# PROBLEM DETAILS:
From the listing below, extract each line containing the string "Ctrl".

---------- DATASET EXTRACT

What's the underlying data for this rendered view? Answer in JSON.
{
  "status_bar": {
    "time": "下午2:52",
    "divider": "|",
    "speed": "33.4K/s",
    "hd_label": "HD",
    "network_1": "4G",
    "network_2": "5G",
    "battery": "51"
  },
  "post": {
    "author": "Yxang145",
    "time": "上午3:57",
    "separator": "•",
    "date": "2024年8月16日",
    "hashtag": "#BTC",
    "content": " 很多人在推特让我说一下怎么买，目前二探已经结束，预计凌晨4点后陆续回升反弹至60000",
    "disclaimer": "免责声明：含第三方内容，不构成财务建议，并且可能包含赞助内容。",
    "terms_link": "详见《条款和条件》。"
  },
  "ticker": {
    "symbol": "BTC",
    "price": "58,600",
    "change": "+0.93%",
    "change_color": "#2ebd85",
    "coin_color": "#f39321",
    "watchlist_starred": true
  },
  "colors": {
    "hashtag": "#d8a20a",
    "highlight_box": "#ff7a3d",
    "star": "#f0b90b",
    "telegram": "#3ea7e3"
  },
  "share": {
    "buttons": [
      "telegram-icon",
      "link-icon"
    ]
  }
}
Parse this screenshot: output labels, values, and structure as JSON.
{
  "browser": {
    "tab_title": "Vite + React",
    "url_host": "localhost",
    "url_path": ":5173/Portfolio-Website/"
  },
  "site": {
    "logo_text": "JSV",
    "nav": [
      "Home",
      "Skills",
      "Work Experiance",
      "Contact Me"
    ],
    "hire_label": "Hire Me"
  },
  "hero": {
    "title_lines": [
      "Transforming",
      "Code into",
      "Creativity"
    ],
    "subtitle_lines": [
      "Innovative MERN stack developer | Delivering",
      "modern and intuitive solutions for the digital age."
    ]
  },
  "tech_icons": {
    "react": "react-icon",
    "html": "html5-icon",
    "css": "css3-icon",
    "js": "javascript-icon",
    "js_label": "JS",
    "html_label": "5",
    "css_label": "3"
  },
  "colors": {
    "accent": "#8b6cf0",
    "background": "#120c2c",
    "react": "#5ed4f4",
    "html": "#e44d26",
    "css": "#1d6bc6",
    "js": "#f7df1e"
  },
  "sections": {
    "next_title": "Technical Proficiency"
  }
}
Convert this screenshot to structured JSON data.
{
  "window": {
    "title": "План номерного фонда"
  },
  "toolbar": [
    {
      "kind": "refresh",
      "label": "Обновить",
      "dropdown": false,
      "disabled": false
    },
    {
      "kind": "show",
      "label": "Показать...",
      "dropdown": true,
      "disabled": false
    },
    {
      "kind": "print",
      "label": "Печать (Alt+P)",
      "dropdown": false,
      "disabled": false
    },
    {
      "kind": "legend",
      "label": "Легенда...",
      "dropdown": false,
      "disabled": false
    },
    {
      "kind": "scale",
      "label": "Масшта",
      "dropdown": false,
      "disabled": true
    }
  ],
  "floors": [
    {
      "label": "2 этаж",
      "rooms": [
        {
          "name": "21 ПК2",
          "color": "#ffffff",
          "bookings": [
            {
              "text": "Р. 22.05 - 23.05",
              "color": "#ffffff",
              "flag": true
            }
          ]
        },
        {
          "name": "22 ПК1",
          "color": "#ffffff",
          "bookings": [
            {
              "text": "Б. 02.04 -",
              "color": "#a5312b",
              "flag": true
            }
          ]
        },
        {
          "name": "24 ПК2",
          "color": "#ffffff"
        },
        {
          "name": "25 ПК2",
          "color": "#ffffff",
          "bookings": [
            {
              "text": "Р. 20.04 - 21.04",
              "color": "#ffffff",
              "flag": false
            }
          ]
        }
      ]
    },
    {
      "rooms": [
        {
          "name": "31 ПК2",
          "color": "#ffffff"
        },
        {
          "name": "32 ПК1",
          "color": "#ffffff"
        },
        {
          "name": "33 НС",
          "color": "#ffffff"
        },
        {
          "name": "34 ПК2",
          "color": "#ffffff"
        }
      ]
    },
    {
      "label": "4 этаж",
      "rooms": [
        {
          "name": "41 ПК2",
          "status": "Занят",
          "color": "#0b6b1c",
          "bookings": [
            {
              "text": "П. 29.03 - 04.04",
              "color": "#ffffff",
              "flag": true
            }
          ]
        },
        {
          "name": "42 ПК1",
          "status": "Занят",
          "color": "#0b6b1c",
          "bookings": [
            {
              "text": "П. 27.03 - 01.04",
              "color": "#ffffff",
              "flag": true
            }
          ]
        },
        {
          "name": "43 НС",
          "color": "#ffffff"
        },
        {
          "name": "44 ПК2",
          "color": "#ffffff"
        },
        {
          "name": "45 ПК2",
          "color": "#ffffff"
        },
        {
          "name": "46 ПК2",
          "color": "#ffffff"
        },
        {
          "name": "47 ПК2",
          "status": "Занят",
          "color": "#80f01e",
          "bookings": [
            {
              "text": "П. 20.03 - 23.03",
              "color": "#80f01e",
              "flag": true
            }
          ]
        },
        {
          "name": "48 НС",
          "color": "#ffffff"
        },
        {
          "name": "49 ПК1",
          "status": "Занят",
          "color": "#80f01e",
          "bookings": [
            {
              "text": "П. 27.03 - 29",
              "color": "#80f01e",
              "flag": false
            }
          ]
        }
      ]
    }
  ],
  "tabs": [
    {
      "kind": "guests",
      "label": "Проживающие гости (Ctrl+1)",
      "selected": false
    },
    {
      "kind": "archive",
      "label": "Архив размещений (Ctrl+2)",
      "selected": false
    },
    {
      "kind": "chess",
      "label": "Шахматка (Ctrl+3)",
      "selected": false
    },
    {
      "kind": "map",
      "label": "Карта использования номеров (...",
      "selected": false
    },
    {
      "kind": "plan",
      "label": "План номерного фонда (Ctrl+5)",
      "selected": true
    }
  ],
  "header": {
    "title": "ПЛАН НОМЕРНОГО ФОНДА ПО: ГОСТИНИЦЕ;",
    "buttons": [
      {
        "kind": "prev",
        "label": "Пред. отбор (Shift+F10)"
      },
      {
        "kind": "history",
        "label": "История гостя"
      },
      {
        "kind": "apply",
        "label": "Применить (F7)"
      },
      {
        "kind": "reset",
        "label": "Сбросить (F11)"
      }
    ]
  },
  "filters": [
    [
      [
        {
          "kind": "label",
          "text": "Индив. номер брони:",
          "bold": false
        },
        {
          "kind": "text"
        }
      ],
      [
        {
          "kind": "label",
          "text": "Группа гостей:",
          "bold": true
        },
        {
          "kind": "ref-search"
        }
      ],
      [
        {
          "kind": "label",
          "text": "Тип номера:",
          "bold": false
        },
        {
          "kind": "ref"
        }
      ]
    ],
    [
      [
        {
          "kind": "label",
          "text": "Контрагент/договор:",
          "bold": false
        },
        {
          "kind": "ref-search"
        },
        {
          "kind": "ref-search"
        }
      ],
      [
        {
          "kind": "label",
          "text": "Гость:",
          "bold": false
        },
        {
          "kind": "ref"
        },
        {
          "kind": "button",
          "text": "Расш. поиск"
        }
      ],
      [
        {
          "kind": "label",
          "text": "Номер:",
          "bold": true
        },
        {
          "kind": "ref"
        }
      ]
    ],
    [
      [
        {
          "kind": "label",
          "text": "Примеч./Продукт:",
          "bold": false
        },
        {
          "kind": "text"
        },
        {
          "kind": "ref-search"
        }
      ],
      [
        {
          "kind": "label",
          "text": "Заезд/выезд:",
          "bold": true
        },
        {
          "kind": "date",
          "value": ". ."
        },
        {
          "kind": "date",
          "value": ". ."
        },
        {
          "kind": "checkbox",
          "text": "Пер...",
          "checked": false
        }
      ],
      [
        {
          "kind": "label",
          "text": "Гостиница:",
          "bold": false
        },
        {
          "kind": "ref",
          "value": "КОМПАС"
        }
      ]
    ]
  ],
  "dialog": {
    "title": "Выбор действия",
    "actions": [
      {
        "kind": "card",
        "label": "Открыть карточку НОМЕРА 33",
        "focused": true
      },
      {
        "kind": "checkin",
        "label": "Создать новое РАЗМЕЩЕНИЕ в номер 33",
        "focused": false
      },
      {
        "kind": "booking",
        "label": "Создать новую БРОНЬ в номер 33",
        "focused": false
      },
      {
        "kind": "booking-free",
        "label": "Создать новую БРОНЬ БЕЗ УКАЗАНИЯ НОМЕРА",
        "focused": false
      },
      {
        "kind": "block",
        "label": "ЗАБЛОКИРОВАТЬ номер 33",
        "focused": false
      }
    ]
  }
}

--------------------

# RESPONSE TO THE TASK:
      "label": "Проживающие гости (Ctrl+1)",
      "label": "Архив размещений (Ctrl+2)",
      "label": "Шахматка (Ctrl+3)",
      "label": "План номерного фонда (Ctrl+5)",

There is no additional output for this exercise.